Restate the records below word for word.

[Saved entries]
#####
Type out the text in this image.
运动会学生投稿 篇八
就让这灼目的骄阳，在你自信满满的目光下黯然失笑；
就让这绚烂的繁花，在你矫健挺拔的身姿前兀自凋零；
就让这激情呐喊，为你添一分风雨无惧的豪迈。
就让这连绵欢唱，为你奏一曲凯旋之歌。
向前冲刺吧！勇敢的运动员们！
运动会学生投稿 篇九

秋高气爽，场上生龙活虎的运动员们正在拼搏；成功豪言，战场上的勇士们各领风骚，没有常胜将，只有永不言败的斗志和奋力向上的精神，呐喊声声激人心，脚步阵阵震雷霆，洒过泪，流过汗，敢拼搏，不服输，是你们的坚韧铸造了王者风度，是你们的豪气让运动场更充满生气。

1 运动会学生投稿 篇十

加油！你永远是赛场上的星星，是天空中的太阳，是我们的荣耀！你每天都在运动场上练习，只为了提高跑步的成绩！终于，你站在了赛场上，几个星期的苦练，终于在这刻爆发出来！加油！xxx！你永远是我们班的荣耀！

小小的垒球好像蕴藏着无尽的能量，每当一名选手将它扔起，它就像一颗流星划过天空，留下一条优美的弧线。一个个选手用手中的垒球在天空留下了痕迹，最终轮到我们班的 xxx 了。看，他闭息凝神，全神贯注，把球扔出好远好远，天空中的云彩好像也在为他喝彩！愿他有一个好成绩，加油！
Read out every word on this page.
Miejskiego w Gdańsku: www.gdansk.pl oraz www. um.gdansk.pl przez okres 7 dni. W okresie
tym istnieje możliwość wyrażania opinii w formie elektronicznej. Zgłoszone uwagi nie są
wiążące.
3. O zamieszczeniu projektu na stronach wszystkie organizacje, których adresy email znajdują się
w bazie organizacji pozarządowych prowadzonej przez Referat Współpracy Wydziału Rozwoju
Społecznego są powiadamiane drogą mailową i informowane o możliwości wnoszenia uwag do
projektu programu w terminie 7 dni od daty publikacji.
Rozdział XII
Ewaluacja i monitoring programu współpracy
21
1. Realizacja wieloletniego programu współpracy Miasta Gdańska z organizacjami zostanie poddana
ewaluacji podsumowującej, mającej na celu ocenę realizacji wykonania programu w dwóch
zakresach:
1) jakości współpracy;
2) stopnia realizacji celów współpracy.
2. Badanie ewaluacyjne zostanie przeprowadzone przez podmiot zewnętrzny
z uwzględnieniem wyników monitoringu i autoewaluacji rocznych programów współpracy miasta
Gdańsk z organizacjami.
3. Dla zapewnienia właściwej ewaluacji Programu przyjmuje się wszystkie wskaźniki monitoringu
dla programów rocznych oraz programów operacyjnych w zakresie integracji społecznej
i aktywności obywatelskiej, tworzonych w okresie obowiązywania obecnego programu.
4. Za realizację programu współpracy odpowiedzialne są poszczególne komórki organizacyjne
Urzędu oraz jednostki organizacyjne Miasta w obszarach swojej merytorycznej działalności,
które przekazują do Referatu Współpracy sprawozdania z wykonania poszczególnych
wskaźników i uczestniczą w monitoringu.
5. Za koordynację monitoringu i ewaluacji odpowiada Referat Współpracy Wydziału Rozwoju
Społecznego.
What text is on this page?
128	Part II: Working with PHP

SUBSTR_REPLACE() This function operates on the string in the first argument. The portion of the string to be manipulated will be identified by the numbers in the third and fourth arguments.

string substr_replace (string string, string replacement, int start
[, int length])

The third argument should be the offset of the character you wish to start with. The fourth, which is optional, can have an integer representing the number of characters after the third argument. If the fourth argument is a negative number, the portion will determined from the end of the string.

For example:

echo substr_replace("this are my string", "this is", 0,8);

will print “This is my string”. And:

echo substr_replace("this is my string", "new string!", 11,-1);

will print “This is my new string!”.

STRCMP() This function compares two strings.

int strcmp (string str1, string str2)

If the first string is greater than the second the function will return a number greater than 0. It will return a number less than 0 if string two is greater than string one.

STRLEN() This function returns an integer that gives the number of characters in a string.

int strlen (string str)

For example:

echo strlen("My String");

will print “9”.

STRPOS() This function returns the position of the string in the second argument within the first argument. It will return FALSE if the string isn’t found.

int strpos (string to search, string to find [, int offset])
#####
TASK RESULT:
Type out the text in this image.
运动会学生投稿 篇八
就让这灼目的骄阳，在你自信满满的目光下黯然失笑；
就让这绚烂的繁花，在你矫健挺拔的身姿前兀自凋零；
就让这激情呐喊，为你添一分风雨无惧的豪迈。
就让这连绵欢唱，为你奏一曲凯旋之歌。
向前冲刺吧！勇敢的运动员们！
运动会学生投稿 篇九

秋高气爽，场上生龙活虎的运动员们正在拼搏；成功豪言，战场上的勇士们各领风骚，没有常胜将，只有永不言败的斗志和奋力向上的精神，呐喊声声激人心，脚步阵阵震雷霆，洒过泪，流过汗，敢拼搏，不服输，是你们的坚韧铸造了王者风度，是你们的豪气让运动场更充满生气。

1 运动会学生投稿 篇十

加油！你永远是赛场上的星星，是天空中的太阳，是我们的荣耀！你每天都在运动场上练习，只为了提高跑步的成绩！终于，你站在了赛场上，几个星期的苦练，终于在这刻爆发出来！加油！xxx！你永远是我们班的荣耀！

小小的垒球好像蕴藏着无尽的能量，每当一名选手将它扔起，它就像一颗流星划过天空，留下一条优美的弧线。一个个选手用手中的垒球在天空留下了痕迹，最终轮到我们班的 xxx 了。看，他闭息凝神，全神贯注，把球扔出好远好远，天空中的云彩好像也在为他喝彩！愿他有一个好成绩，加油！
Read out every word on this page.
Miejskiego w Gdańsku: www.gdansk.pl oraz www. um.gdansk.pl przez okres 7 dni. W okresie
tym istnieje możliwość wyrażania opinii w formie elektronicznej. Zgłoszone uwagi nie są
wiążące.
3. O zamieszczeniu projektu na stronach wszystkie organizacje, których adresy email znajdują się
w bazie organizacji pozarządowych prowadzonej przez Referat Współpracy Wydziału Rozwoju
Społecznego są powiadamiane drogą mailową i informowane o możliwości wnoszenia uwag do
projektu programu w terminie 7 dni od daty publikacji.
Rozdział XII
Ewaluacja i monitoring programu współpracy
21
1. Realizacja wieloletniego programu współpracy Miasta Gdańska z organizacjami zostanie poddana
ewaluacji podsumowującej, mającej na celu ocenę realizacji wykonania programu w dwóch
zakresach:
1) jakości współpracy;
2) stopnia realizacji celów współpracy.
2. Badanie ewaluacyjne zostanie przeprowadzone przez podmiot zewnętrzny
z uwzględnieniem wyników monitoringu i autoewaluacji rocznych programów współpracy miasta
Gdańsk z organizacjami.
3. Dla zapewnienia właściwej ewaluacji Programu przyjmuje się wszystkie wskaźniki monitoringu
dla programów rocznych oraz programów operacyjnych w zakresie integracji społecznej
i aktywności obywatelskiej, tworzonych w okresie obowiązywania obecnego programu.
4. Za realizację programu współpracy odpowiedzialne są poszczególne komórki organizacyjne
Urzędu oraz jednostki organizacyjne Miasta w obszarach swojej merytorycznej działalności,
które przekazują do Referatu Współpracy sprawozdania z wykonania poszczególnych
wskaźników i uczestniczą w monitoringu.
5. Za koordynację monitoringu i ewaluacji odpowiada Referat Współpracy Wydziału Rozwoju
Społecznego.
What text is on this page?
128	Part II: Working with PHP

SUBSTR_REPLACE() This function operates on the string in the first argument. The portion of the string to be manipulated will be identified by the numbers in the third and fourth arguments.

string substr_replace (string string, string replacement, int start
[, int length])

The third argument should be the offset of the character you wish to start with. The fourth, which is optional, can have an integer representing the number of characters after the third argument. If the fourth argument is a negative number, the portion will determined from the end of the string.

For example:

echo substr_replace("this are my string", "this is", 0,8);

will print “This is my string”. And:

echo substr_replace("this is my string", "new string!", 11,-1);

will print “This is my new string!”.

STRCMP() This function compares two strings.

int strcmp (string str1, string str2)

If the first string is greater than the second the function will return a number greater than 0. It will return a number less than 0 if string two is greater than string one.

STRLEN() This function returns an integer that gives the number of characters in a string.

int strlen (string str)

For example:

echo strlen("My String");

will print “9”.

STRPOS() This function returns the position of the string in the second argument within the first argument. It will return FALSE if the string isn’t found.

int strpos (string to search, string to find [, int offset])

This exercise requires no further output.